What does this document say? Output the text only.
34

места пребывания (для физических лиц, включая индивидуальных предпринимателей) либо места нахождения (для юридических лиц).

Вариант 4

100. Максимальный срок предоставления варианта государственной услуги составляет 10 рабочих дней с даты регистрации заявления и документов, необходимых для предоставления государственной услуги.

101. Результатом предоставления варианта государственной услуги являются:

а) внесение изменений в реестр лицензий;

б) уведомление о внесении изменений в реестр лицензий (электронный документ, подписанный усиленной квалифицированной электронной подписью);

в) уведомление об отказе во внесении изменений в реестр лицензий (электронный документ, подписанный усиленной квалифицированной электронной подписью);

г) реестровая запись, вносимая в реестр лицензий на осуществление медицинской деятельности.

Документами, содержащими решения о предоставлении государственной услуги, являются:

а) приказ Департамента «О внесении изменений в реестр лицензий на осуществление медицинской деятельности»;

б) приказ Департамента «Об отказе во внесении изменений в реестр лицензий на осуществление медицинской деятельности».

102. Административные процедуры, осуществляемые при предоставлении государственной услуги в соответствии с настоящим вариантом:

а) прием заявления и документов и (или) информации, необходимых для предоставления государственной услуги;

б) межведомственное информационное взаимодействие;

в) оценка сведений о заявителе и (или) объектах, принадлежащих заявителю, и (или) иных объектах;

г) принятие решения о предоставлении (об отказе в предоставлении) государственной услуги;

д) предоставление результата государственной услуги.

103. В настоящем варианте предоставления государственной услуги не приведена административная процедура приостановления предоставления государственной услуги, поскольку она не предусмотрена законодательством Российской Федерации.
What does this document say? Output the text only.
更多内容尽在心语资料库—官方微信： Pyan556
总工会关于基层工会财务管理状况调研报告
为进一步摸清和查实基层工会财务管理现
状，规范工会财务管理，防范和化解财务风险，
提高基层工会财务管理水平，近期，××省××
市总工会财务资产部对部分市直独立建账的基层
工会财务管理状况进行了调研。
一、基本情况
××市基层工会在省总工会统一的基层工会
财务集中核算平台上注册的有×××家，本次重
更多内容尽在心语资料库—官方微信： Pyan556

▶ **WHAT THE EXERCISE ASKS**
Locate the word "документов" in the records above, and return each line that has it.

▶ **RESULT OF THIS TASK**
100. Максимальный срок предоставления варианта государственной услуги составляет 10 рабочих дней с даты регистрации заявления и документов, необходимых для предоставления государственной услуги.
а) прием заявления и документов и (или) информации, необходимых для предоставления государственной услуги;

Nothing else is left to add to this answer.